■ **WHAT IS EXPECTED**
Give the number of lines in this listing that contain "technikum", with no other words.

■ **RECORDS SUPPLIED**
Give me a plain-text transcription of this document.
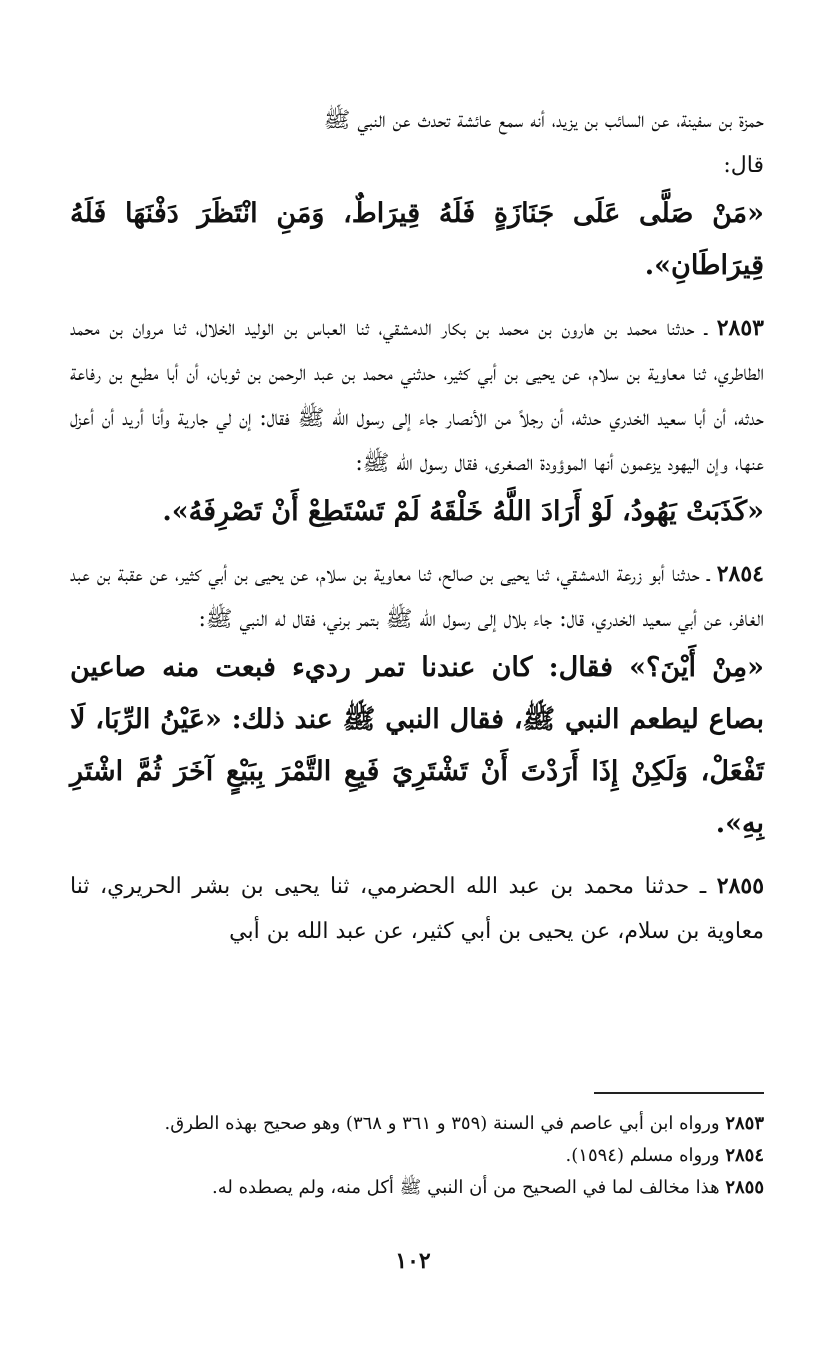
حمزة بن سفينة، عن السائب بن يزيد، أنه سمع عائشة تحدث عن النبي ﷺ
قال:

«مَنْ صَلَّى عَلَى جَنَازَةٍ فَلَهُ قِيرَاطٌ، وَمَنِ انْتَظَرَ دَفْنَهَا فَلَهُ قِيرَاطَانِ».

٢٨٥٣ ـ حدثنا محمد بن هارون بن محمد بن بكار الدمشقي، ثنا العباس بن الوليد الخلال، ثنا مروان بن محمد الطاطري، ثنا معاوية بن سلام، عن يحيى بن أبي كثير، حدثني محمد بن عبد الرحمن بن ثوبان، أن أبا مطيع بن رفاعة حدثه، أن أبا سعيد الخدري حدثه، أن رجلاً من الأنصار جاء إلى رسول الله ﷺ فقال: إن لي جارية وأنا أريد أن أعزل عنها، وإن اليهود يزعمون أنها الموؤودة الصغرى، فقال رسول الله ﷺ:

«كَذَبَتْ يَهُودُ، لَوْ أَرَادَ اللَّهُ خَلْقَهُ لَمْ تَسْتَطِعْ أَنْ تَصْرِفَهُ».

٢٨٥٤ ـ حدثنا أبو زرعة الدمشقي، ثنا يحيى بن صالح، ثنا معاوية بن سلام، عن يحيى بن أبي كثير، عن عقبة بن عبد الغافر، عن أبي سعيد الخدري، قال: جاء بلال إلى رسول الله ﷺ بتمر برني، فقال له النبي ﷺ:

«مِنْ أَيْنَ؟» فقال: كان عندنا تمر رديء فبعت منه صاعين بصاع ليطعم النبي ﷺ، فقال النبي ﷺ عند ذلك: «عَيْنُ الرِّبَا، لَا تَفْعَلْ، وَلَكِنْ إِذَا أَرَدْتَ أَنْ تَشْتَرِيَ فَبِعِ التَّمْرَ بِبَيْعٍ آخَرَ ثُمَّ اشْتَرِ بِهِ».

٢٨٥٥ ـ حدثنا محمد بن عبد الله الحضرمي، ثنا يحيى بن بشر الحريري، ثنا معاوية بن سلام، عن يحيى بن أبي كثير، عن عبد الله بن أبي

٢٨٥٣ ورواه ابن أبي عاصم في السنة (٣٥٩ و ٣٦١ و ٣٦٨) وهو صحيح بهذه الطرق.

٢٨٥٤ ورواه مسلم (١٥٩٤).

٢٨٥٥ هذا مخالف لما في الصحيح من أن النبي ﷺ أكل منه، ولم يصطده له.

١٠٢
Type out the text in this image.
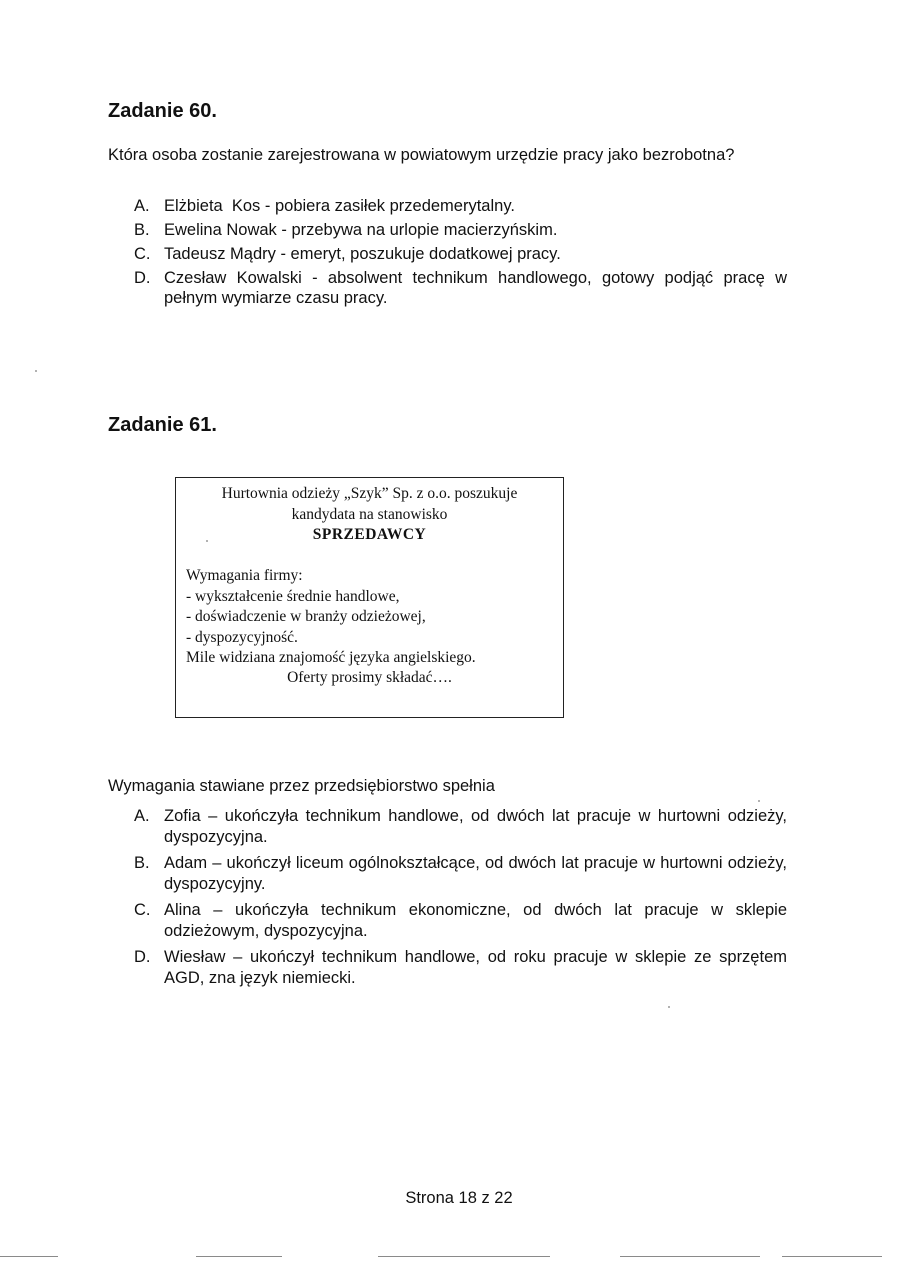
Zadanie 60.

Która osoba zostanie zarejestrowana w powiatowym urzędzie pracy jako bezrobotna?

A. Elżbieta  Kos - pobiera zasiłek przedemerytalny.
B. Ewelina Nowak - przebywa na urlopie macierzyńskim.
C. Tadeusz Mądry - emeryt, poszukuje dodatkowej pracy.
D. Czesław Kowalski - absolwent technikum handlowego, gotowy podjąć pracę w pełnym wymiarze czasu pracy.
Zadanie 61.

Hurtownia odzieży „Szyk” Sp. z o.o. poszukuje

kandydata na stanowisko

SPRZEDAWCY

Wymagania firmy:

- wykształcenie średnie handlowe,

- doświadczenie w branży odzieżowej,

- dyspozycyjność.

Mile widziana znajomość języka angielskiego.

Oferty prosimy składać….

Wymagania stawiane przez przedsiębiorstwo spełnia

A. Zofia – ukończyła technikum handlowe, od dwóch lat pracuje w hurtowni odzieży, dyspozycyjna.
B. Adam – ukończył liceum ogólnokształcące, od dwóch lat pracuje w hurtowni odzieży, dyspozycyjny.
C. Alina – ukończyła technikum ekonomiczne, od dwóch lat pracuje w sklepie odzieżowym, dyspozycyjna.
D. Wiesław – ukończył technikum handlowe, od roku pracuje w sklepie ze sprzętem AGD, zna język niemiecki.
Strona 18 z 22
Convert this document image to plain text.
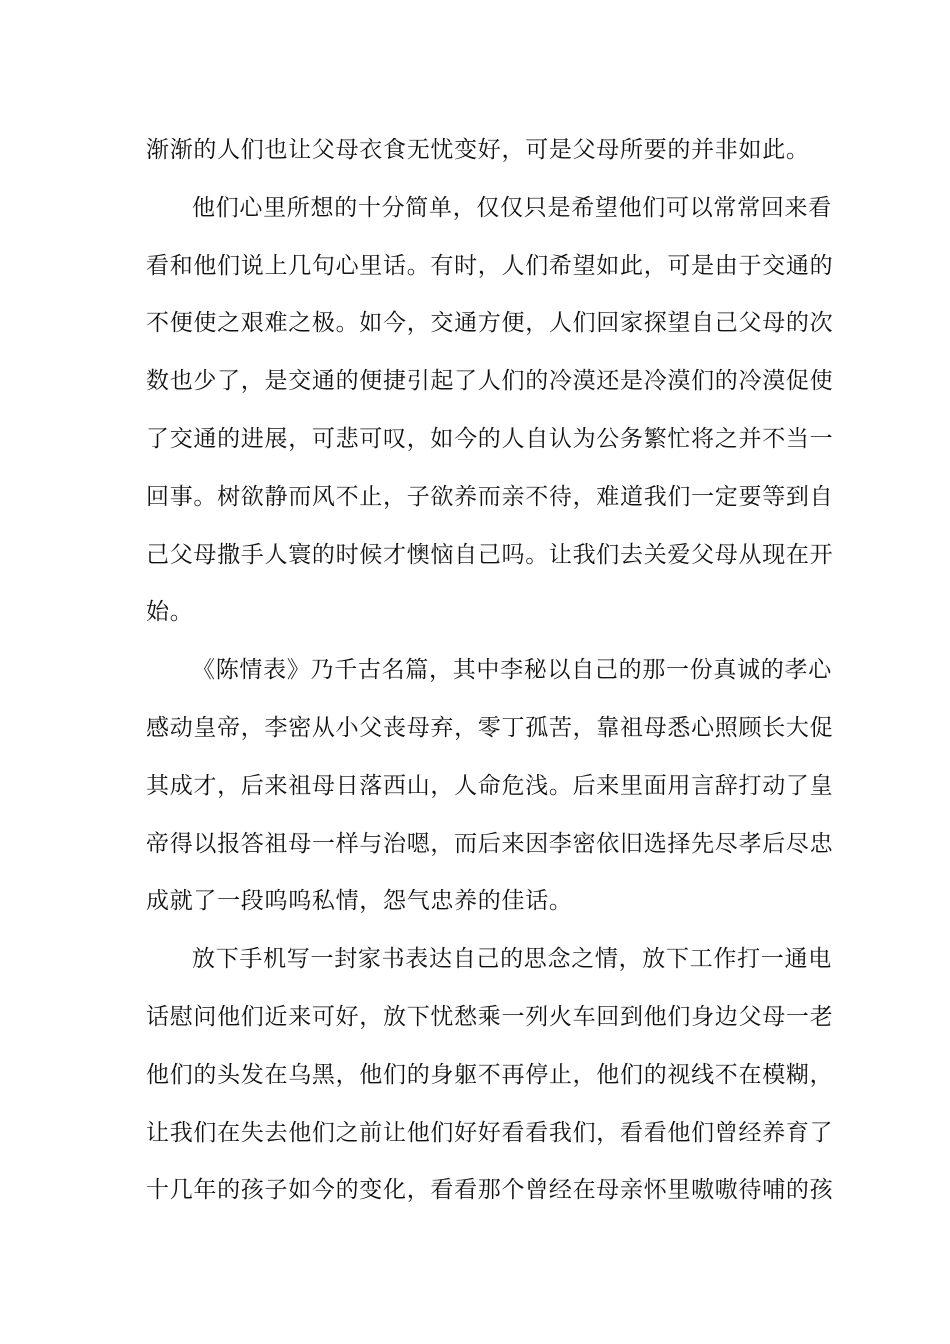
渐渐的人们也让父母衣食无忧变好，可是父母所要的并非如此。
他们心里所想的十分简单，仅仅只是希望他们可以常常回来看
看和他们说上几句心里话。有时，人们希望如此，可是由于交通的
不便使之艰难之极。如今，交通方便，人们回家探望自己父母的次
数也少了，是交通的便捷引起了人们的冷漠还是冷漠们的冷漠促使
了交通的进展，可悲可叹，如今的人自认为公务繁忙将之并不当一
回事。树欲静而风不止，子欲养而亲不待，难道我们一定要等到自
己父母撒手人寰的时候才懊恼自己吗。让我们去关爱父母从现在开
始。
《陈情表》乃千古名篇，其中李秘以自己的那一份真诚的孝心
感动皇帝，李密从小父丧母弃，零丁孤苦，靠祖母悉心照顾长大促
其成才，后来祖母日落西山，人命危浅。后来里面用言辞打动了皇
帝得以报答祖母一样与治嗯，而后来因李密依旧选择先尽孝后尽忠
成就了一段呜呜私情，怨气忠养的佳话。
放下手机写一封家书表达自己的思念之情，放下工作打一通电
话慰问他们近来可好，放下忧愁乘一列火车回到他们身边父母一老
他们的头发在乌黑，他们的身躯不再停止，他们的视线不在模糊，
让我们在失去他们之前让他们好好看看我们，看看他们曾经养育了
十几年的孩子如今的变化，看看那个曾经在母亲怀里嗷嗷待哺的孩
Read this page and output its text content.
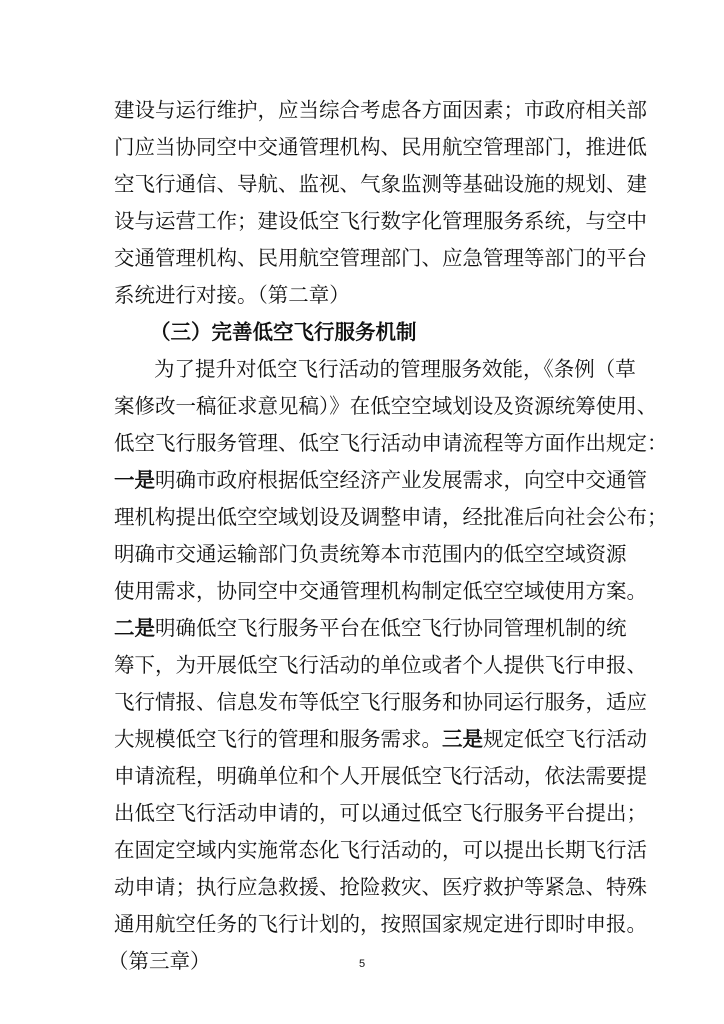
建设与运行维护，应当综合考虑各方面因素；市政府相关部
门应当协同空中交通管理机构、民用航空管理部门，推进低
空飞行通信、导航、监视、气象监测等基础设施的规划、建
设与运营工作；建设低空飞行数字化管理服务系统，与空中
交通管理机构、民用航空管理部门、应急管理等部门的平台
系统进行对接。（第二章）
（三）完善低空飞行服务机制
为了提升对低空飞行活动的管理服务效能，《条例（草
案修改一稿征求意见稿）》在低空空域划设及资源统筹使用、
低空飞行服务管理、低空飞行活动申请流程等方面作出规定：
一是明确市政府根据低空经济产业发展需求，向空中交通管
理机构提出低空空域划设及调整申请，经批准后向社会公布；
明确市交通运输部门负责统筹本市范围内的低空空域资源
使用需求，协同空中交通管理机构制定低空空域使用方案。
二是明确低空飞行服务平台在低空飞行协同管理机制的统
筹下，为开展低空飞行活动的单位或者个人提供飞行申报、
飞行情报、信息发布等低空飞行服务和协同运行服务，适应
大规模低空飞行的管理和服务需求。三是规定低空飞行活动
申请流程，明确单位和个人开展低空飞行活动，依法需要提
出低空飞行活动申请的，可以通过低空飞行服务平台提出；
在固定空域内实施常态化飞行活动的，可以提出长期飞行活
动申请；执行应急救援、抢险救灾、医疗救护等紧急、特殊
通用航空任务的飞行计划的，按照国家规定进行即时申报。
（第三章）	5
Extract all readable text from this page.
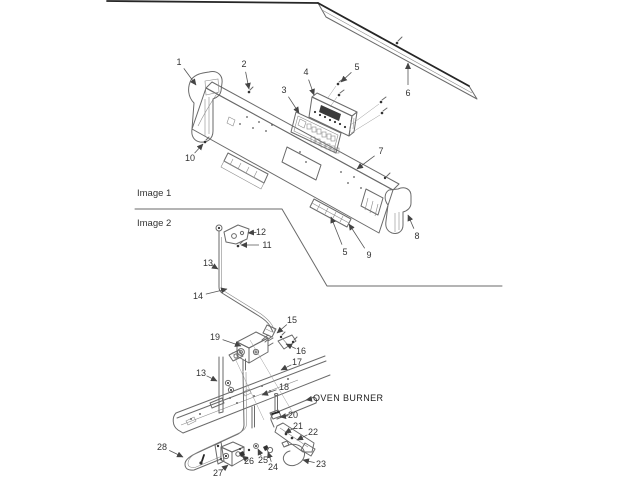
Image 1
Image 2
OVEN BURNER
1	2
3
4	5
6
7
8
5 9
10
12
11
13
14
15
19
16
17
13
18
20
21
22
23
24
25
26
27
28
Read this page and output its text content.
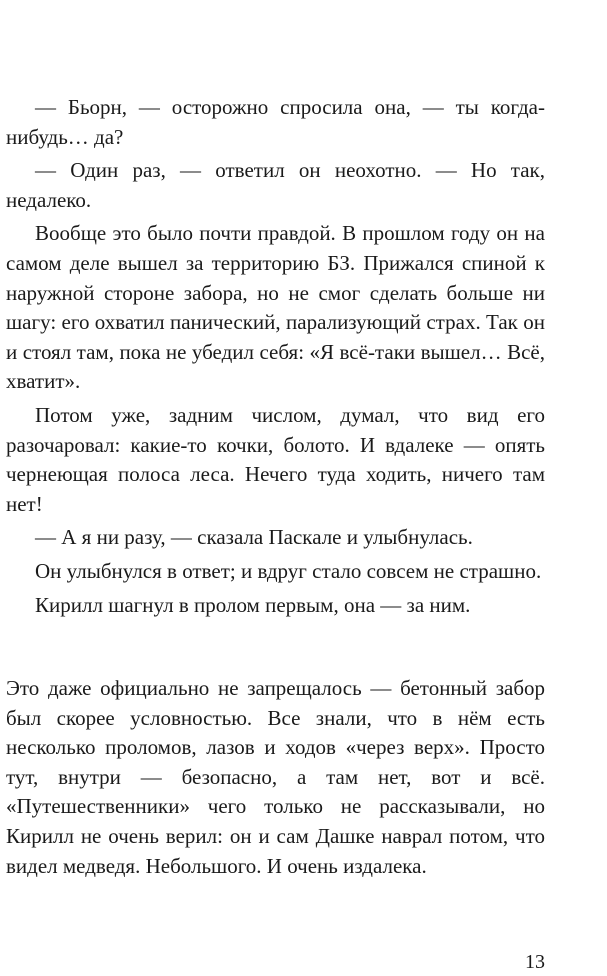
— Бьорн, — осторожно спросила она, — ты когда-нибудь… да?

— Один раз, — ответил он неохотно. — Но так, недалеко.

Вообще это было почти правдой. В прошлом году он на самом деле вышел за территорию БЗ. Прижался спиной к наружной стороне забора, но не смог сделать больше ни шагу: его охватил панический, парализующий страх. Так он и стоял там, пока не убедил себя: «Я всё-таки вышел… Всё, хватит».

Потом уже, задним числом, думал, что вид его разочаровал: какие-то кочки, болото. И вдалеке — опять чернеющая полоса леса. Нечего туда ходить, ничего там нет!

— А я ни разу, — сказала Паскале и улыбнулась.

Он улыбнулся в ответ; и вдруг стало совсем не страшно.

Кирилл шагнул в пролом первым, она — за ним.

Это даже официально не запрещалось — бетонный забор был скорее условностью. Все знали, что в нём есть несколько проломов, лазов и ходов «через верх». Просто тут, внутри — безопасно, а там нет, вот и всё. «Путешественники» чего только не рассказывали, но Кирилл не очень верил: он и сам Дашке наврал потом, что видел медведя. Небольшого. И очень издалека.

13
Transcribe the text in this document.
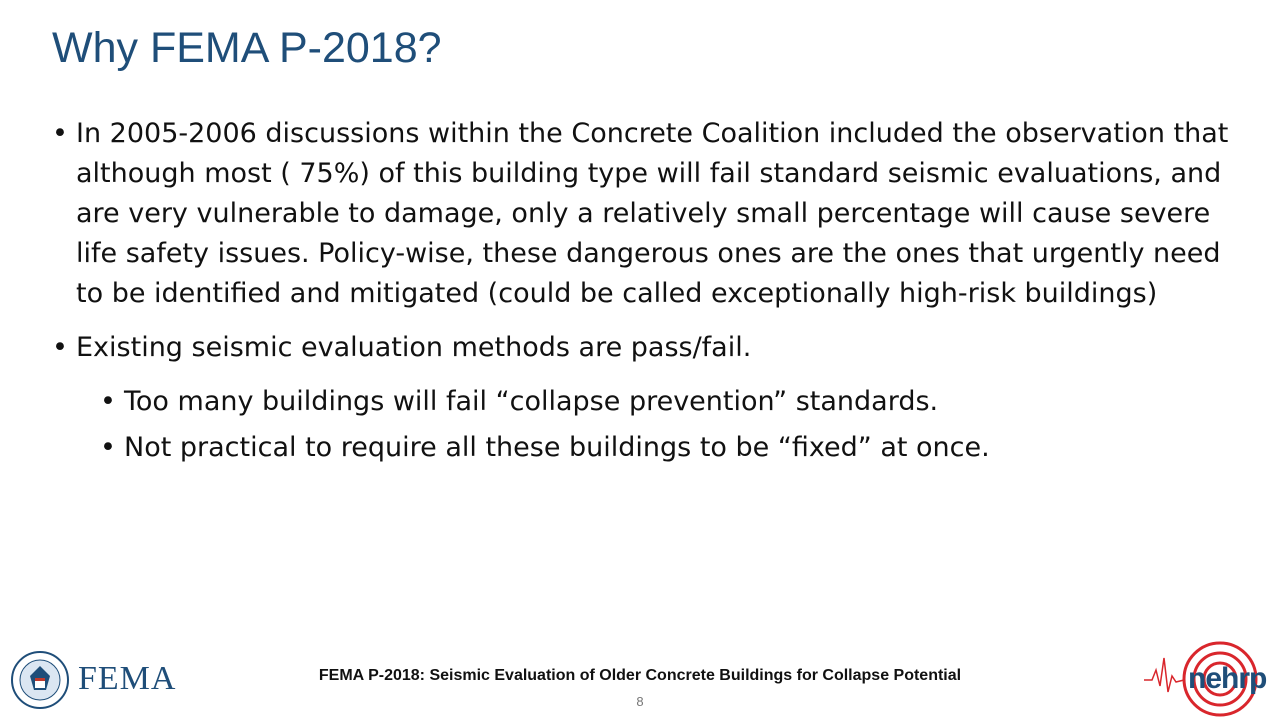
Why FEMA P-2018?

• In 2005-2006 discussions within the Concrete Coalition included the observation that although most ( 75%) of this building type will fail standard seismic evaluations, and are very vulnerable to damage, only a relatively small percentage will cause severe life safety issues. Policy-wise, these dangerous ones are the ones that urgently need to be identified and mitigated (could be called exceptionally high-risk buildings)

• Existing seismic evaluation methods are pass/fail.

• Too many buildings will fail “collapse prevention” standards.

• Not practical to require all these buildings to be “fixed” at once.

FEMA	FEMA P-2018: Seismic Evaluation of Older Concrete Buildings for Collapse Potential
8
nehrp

■ **RESULT FOR THIS TASK**
4